• **WHAT YOU NEED TO DO**: Quote these lines exactly: the one that holds "Convert this document image to plain text." and every line after it to the end of the material below. Skip pictures.

--- start SUPPLIED DATA ---

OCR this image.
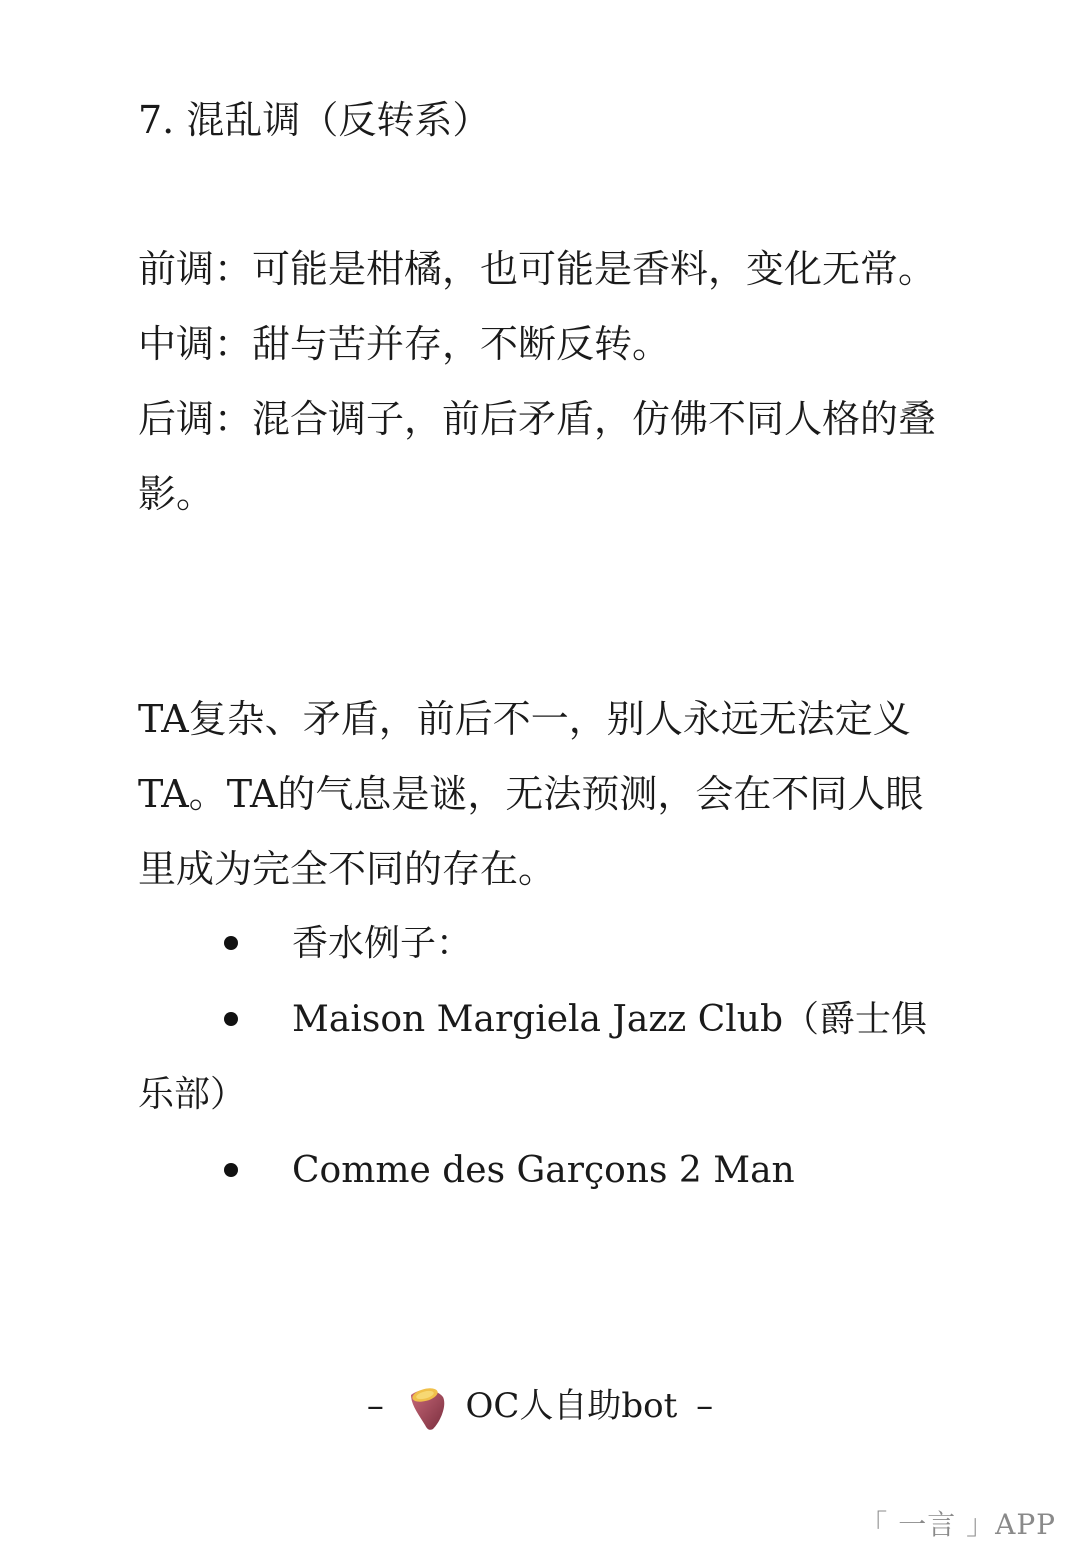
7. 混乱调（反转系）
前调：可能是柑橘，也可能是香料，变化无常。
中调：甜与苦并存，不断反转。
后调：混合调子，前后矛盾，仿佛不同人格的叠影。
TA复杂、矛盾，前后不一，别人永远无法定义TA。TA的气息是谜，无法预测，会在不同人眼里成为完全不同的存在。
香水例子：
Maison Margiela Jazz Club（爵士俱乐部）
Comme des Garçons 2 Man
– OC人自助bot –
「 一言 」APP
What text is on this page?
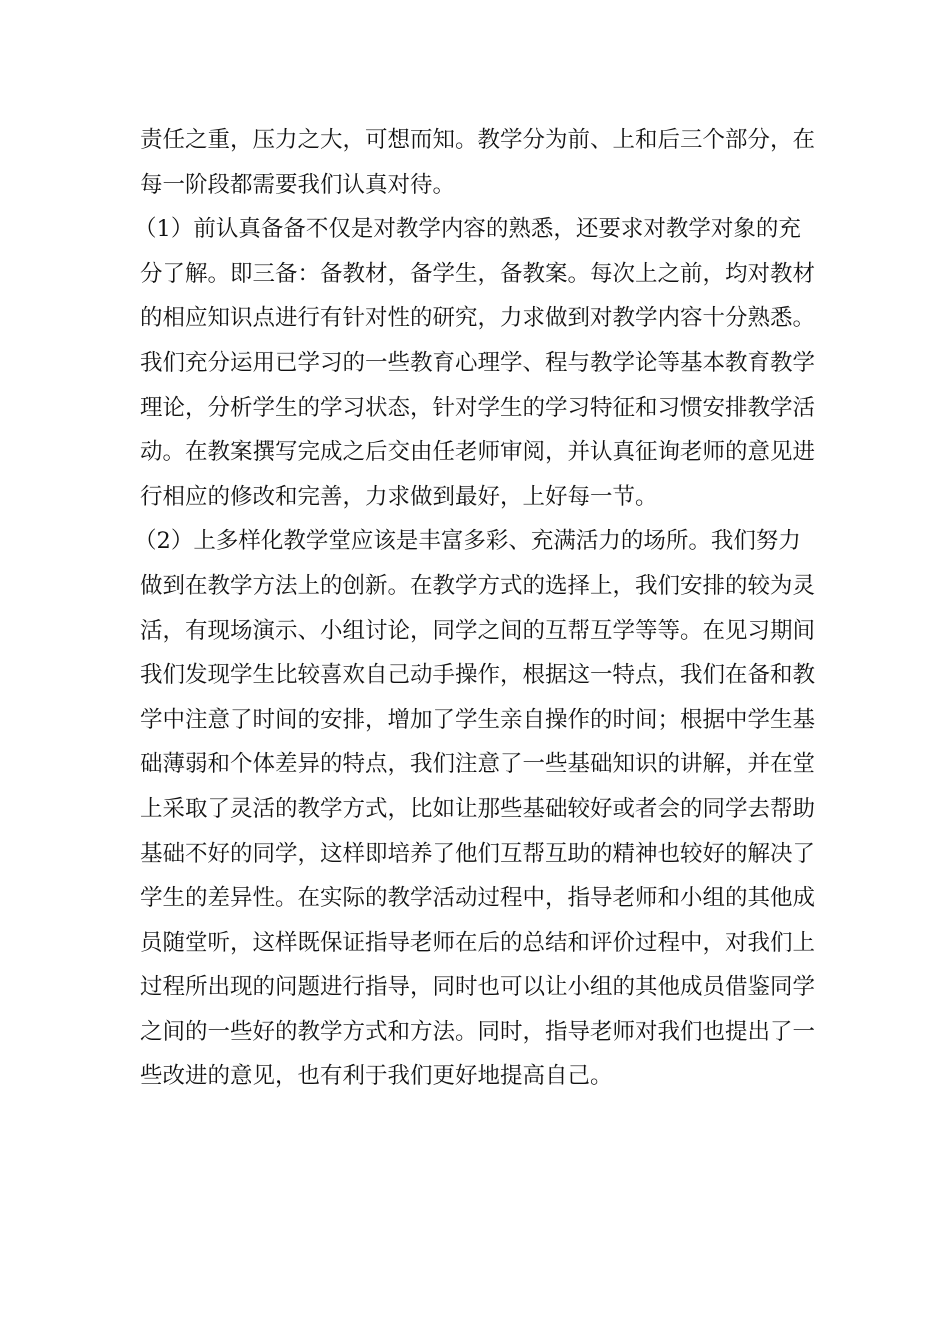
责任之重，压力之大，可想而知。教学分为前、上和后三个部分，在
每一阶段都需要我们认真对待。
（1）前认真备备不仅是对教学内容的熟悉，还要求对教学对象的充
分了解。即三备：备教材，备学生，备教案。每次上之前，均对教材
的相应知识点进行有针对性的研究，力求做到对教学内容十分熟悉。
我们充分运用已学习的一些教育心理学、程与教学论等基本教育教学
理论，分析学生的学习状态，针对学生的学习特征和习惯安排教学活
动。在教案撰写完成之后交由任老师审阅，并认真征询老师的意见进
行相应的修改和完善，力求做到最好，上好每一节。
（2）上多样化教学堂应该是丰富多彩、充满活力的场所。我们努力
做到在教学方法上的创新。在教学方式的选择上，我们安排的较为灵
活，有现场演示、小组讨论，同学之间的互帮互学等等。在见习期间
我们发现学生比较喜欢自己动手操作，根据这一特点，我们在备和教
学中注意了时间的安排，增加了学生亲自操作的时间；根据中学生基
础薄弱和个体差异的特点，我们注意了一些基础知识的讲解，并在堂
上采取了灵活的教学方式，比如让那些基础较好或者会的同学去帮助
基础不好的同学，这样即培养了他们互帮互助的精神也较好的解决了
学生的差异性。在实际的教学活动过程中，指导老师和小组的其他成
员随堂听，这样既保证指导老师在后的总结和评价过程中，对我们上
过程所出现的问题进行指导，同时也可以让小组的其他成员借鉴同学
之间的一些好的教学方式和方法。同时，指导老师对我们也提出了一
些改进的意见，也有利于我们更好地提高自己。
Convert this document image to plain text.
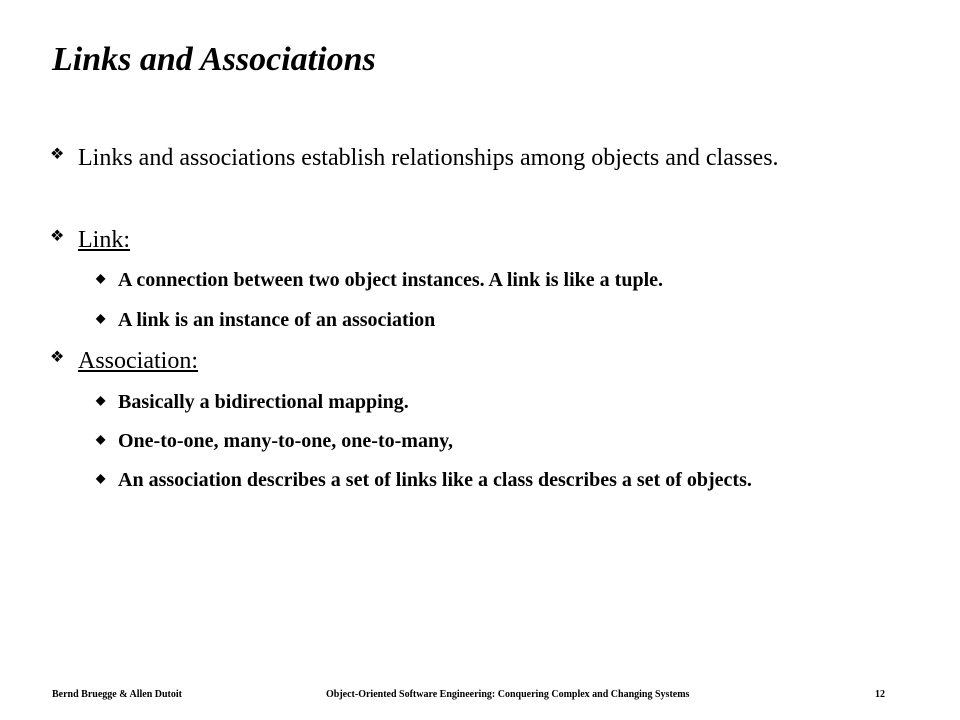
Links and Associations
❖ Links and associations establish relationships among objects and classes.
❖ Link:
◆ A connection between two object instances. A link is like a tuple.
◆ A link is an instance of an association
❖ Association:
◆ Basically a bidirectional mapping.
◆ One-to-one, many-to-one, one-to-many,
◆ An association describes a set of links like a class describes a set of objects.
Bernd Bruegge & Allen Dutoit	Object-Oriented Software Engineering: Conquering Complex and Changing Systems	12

--- end SUPPLIED DATA ---

• **SOLUTION FOR THIS PROBLEM**:
Convert this document image to plain text.
Links and Associations
❖ Links and associations establish relationships among objects and classes.
❖ Link:
◆ A connection between two object instances. A link is like a tuple.
◆ A link is an instance of an association
❖ Association:
◆ Basically a bidirectional mapping.
◆ One-to-one, many-to-one, one-to-many,
◆ An association describes a set of links like a class describes a set of objects.
Bernd Bruegge & Allen Dutoit	Object-Oriented Software Engineering: Conquering Complex and Changing Systems	12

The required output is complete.